◆ **AIM**
Reproduce all of the data below without alteration; exclude every picture.

(Items from a dataset)
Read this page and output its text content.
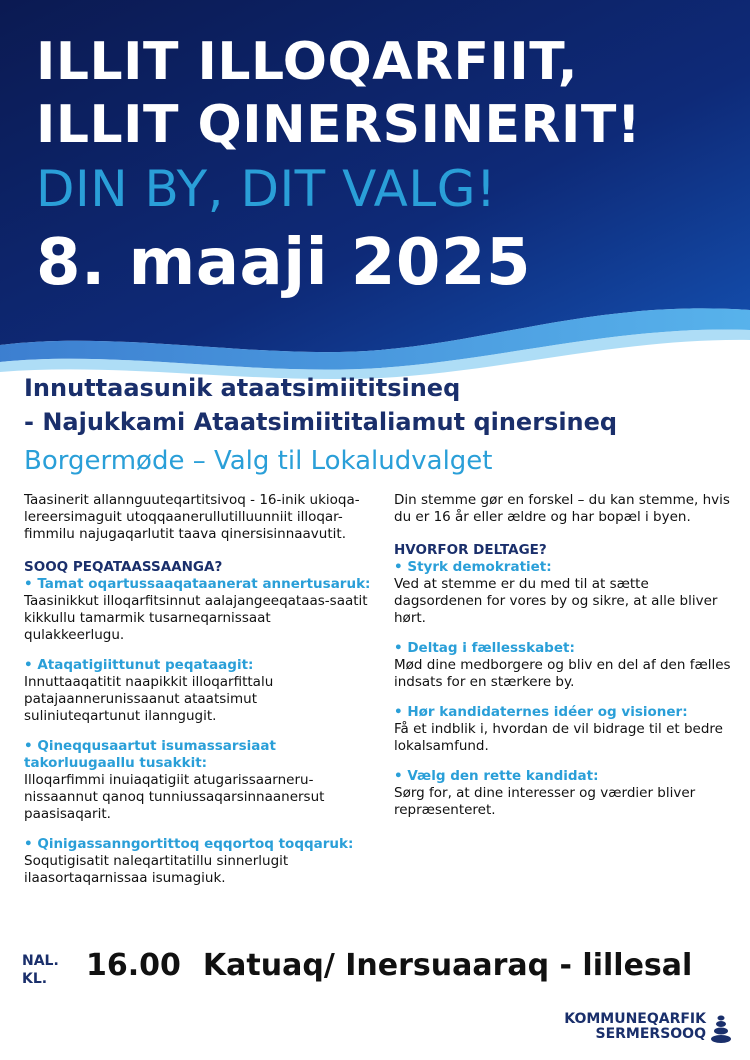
ILLIT ILLOQARFIIT,

ILLIT QINERSINERIT!

DIN BY, DIT VALG!

8. maaji 2025

Innuttaasunik ataatsimiititsineq

- Najukkami Ataatsimiititaliamut qinersineq

Borgermøde – Valg til Lokaludvalget

Taasinerit allannguuteqartitsivoq - 16-inik ukioqa-lereersimaguit utoqqaanerullutilluunniit illoqar-fimmilu najugaqarlutit taava qinersisinnaavutit.

SOOQ PEQATAASSAANGA?

• Tamat oqartussaaqataanerat annertusaruk:
Taasinikkut illoqarfitsinnut aalajangeeqataas-saatit kikkullu tamarmik tusarneqarnissaat qulakkeerlugu.
• Ataqatigiittunut peqataagit:
Innuttaaqatitit naapikkit illoqarfittalu patajaannerunissaanut ataatsimut suliniuteqartunut ilanngugit.
• Qineqqusaartut isumassarsiaat takorluugaallu tusakkit:
Illoqarfimmi inuiaqatigiit atugarissaarneru-nissaannut qanoq tunniussaqarsinnaanersut paasisaqarit.
• Qinigassanngortittoq eqqortoq toqqaruk:
Soqutigisatit naleqartitatillu sinnerlugit ilaasortaqarnissaa isumagiuk.

Din stemme gør en forskel – du kan stemme, hvis du er 16 år eller ældre og har bopæl i byen.

HVORFOR DELTAGE?

• Styrk demokratiet:
Ved at stemme er du med til at sætte dagsordenen for vores by og sikre, at alle bliver hørt.
• Deltag i fællesskabet:
Mød dine medborgere og bliv en del af den fælles indsats for en stærkere by.
• Hør kandidaternes idéer og visioner:
Få et indblik i, hvordan de vil bidrage til et bedre lokalsamfund.
• Vælg den rette kandidat:
Sørg for, at dine interesser og værdier bliver repræsenteret.
NAL.
KL.	16.00 Katuaq/ Inersuaaraq - lillesal
KOMMUNEQARFIK
SERMERSOOQ
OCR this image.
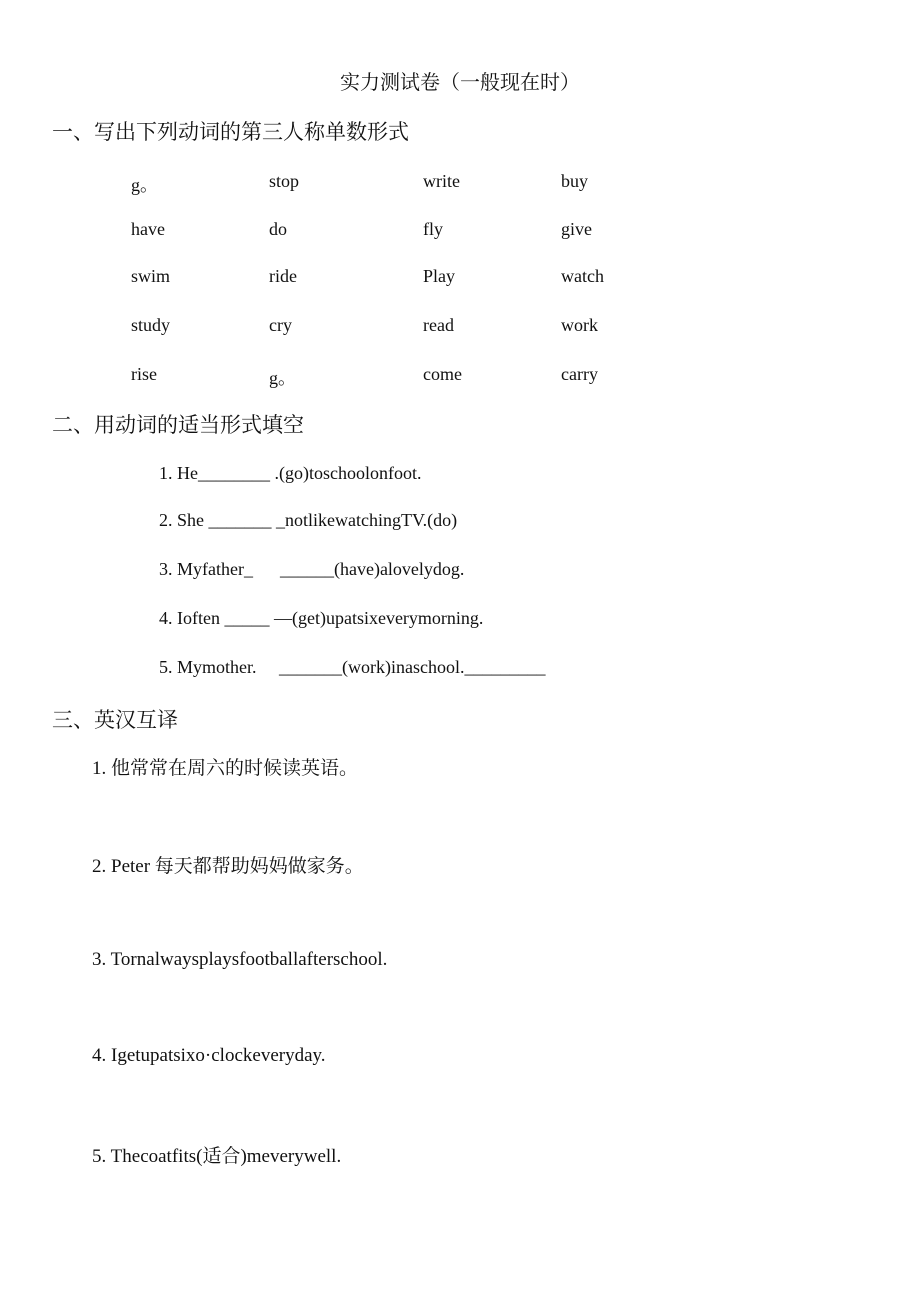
实力测试卷（一般现在时）
一、写出下列动词的第三人称单数形式
g。	stop	write	buy
have	do	fly	give
swim	ride	Play	watch
study	cry	read	work
rise	g。	come	carry
二、用动词的适当形式填空
1. He________ .(go)toschoolonfoot.
2. She _______ _notlikewatchingTV.(do)
3. Myfather_      ______(have)alovelydog.
4. Ioften _____ —(get)upatsixeverymorning.
5. Mymother.     _______(work)inaschool._________
三、英汉互译
1. 他常常在周六的时候读英语。
2. Peter 每天都帮助妈妈做家务。
3. Tornalwaysplaysfootballafterschool.
4. Igetupatsixo·clockeveryday.
5. Thecoatfits(适合)meverywell.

◆ **WORKED ANSWER**
Read this page and output its text content.
ILLIT ILLOQARFIIT,

ILLIT QINERSINERIT!

DIN BY, DIT VALG!

8. maaji 2025

Innuttaasunik ataatsimiititsineq

- Najukkami Ataatsimiititaliamut qinersineq

Borgermøde – Valg til Lokaludvalget

Taasinerit allannguuteqartitsivoq - 16-inik ukioqa-lereersimaguit utoqqaanerullutilluunniit illoqar-fimmilu najugaqarlutit taava qinersisinnaavutit.

SOOQ PEQATAASSAANGA?

• Tamat oqartussaaqataanerat annertusaruk:
Taasinikkut illoqarfitsinnut aalajangeeqataas-saatit kikkullu tamarmik tusarneqarnissaat qulakkeerlugu.
• Ataqatigiittunut peqataagit:
Innuttaaqatitit naapikkit illoqarfittalu patajaannerunissaanut ataatsimut suliniuteqartunut ilanngugit.
• Qineqqusaartut isumassarsiaat takorluugaallu tusakkit:
Illoqarfimmi inuiaqatigiit atugarissaarneru-nissaannut qanoq tunniussaqarsinnaanersut paasisaqarit.
• Qinigassanngortittoq eqqortoq toqqaruk:
Soqutigisatit naleqartitatillu sinnerlugit ilaasortaqarnissaa isumagiuk.

Din stemme gør en forskel – du kan stemme, hvis du er 16 år eller ældre og har bopæl i byen.

HVORFOR DELTAGE?

• Styrk demokratiet:
Ved at stemme er du med til at sætte dagsordenen for vores by og sikre, at alle bliver hørt.
• Deltag i fællesskabet:
Mød dine medborgere og bliv en del af den fælles indsats for en stærkere by.
• Hør kandidaternes idéer og visioner:
Få et indblik i, hvordan de vil bidrage til et bedre lokalsamfund.
• Vælg den rette kandidat:
Sørg for, at dine interesser og værdier bliver repræsenteret.
NAL.
KL.	16.00 Katuaq/ Inersuaaraq - lillesal
KOMMUNEQARFIK
SERMERSOOQ
OCR this image.
实力测试卷（一般现在时）
一、写出下列动词的第三人称单数形式
g。	stop	write	buy
have	do	fly	give
swim	ride	Play	watch
study	cry	read	work
rise	g。	come	carry
二、用动词的适当形式填空
1. He________ .(go)toschoolonfoot.
2. She _______ _notlikewatchingTV.(do)
3. Myfather_      ______(have)alovelydog.
4. Ioften _____ —(get)upatsixeverymorning.
5. Mymother.     _______(work)inaschool._________
三、英汉互译
1. 他常常在周六的时候读英语。
2. Peter 每天都帮助妈妈做家务。
3. Tornalwaysplaysfootballafterschool.
4. Igetupatsixo·clockeveryday.
5. Thecoatfits(适合)meverywell.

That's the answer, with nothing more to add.